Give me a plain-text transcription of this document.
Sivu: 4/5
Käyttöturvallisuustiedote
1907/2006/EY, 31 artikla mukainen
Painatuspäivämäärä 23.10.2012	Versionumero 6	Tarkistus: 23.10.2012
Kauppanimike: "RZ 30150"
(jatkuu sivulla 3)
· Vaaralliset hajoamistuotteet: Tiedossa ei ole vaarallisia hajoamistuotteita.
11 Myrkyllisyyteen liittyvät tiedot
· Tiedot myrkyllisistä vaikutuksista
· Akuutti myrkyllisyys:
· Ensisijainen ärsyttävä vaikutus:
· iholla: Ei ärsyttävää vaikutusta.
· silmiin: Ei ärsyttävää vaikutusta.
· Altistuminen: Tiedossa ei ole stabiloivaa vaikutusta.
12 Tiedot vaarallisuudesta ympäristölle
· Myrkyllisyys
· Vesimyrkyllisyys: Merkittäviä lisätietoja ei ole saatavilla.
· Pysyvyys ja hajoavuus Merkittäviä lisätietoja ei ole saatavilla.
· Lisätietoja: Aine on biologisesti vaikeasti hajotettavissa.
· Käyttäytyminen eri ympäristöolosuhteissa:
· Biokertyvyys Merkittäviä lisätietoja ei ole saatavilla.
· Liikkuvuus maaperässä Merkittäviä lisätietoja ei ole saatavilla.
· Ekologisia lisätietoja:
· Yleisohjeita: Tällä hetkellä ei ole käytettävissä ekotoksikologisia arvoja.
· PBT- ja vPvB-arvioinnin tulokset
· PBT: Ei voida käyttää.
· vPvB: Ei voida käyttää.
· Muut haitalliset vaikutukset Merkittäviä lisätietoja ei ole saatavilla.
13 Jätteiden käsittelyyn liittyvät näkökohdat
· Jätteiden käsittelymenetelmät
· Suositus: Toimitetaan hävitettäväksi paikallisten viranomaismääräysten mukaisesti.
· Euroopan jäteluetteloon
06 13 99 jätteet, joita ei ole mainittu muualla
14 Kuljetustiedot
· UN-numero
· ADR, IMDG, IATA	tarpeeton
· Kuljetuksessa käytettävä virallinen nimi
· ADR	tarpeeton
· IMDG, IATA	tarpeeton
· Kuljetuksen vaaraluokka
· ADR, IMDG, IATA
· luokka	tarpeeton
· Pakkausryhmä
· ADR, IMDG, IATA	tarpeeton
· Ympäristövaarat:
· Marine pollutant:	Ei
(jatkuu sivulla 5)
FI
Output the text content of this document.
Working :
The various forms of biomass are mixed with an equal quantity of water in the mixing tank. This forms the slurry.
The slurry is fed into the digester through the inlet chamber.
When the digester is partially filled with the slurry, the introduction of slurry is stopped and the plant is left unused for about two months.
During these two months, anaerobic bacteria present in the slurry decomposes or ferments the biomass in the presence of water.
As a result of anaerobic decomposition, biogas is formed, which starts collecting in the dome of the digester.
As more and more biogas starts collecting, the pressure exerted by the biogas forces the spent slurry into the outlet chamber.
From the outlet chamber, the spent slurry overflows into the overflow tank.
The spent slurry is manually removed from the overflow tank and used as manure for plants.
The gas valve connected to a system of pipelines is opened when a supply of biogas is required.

TASK DETAILS - Search the entries for the word "voida" and copy every line that has it.

TASK RESPONSE -
· PBT: Ei voida käyttää.
· vPvB: Ei voida käyttää.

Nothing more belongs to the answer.